__Short task__. Find the lines that hold the word "name" and return them.

---------- Given information ----------

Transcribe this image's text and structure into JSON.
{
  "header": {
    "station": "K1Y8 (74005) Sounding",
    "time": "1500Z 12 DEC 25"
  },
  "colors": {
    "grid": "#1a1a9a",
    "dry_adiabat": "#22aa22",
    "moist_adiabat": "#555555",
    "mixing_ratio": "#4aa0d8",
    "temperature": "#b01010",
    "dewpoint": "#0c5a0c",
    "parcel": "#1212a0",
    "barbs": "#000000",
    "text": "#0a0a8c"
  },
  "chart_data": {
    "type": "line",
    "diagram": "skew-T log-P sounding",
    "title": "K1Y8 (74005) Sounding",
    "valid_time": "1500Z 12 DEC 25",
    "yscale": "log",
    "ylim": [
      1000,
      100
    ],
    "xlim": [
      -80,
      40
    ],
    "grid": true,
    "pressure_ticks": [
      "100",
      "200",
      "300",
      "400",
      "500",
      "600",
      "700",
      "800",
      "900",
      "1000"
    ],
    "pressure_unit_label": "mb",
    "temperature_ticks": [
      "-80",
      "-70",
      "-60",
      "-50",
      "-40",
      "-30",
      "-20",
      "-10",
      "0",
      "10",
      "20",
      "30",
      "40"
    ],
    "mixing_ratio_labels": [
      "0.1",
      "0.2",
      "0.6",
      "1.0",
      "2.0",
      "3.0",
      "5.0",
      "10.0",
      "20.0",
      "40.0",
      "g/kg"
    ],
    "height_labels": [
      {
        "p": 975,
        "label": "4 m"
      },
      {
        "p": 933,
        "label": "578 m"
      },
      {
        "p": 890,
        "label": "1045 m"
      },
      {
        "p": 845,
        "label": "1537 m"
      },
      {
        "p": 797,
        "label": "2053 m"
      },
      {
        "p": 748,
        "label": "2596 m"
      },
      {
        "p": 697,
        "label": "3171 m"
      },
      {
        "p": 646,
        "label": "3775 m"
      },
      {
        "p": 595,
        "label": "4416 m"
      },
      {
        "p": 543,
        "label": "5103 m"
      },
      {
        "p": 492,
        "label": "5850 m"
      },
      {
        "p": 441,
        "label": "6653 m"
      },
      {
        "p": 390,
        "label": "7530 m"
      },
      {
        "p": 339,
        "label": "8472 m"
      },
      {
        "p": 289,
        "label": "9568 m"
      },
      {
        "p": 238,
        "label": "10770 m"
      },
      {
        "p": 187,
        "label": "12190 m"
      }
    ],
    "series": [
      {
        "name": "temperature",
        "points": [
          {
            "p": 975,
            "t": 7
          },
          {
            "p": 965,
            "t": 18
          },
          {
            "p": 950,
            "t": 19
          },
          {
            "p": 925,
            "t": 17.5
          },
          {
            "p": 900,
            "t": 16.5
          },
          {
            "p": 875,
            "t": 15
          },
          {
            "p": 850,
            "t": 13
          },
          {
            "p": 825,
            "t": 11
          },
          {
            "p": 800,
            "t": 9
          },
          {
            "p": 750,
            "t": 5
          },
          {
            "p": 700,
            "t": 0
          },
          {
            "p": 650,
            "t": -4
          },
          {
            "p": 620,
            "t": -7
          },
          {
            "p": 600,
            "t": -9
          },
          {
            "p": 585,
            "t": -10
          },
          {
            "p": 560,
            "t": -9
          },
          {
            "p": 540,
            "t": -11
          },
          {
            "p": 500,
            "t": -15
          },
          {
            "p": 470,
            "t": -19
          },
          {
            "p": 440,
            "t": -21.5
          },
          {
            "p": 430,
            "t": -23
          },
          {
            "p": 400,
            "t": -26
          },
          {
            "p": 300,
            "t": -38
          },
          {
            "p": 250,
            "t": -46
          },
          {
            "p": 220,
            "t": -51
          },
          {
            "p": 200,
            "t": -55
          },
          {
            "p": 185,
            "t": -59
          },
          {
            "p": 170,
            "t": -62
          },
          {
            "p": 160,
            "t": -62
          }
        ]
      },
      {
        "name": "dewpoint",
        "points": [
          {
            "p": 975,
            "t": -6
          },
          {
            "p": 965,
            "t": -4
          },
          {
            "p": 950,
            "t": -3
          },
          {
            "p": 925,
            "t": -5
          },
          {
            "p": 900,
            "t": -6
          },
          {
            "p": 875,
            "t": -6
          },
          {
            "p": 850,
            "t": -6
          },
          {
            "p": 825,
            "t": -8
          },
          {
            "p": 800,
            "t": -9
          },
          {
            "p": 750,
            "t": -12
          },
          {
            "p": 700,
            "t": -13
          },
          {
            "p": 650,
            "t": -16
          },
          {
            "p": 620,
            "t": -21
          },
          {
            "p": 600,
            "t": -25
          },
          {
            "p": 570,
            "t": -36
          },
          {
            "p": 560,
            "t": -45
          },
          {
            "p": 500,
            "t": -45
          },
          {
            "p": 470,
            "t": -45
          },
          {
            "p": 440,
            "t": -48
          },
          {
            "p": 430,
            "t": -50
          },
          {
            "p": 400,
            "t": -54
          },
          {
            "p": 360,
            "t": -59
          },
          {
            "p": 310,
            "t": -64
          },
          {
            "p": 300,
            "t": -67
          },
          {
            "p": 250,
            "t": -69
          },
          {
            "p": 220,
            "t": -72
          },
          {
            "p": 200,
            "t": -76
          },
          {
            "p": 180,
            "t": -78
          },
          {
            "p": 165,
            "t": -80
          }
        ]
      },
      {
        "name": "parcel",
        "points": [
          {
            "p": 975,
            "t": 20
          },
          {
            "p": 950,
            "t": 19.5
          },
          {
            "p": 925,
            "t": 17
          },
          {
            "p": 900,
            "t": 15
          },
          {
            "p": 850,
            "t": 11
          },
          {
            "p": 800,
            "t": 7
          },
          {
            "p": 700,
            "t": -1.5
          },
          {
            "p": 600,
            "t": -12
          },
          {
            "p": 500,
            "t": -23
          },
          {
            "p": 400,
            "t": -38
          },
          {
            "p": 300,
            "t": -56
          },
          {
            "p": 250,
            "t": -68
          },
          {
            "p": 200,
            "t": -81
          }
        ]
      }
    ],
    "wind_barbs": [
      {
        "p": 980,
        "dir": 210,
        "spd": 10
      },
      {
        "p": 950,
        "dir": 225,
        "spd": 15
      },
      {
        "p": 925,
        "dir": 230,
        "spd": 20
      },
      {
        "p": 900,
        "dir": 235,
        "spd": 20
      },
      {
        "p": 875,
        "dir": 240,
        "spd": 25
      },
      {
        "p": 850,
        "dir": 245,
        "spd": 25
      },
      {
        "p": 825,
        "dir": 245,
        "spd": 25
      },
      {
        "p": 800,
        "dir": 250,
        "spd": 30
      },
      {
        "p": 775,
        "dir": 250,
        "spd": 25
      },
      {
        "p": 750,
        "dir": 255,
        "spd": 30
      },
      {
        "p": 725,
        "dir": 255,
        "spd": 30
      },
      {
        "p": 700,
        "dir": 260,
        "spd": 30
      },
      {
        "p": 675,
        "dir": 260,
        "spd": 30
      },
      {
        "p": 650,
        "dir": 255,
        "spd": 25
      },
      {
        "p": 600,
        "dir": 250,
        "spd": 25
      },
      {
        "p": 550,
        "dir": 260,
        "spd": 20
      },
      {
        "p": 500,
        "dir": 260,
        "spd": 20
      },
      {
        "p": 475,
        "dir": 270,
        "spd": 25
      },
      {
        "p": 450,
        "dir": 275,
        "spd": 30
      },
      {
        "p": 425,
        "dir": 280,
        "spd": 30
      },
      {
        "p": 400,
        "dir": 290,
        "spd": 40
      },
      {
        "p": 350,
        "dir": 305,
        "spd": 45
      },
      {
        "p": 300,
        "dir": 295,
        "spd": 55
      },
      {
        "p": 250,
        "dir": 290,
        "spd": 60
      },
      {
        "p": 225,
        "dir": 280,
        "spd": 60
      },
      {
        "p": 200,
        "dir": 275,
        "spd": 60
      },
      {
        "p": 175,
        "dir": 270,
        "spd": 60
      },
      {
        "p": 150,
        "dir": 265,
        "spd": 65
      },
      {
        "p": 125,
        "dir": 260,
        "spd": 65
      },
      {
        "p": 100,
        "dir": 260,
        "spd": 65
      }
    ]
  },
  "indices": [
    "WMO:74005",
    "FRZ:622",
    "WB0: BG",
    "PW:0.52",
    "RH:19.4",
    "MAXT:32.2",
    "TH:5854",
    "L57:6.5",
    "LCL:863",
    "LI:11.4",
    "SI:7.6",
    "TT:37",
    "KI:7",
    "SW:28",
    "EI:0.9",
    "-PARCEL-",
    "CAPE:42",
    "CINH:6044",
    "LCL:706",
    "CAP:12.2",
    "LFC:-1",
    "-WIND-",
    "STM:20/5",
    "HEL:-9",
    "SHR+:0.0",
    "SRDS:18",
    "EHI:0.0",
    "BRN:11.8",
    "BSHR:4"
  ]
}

----------

__Exercise response__.
        "name": "temperature",
        "name": "dewpoint",
        "name": "parcel",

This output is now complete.